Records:
---
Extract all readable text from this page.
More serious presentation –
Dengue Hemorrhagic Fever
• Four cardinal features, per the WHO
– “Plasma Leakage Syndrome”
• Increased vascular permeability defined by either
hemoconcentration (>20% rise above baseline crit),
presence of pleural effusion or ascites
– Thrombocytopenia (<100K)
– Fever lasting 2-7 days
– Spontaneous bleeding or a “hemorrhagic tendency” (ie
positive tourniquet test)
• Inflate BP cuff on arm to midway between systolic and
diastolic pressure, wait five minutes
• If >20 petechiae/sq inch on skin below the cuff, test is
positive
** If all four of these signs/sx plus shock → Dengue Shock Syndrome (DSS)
---
What is the number of lines containing "Dengue"? Give that number only.

Solution: 2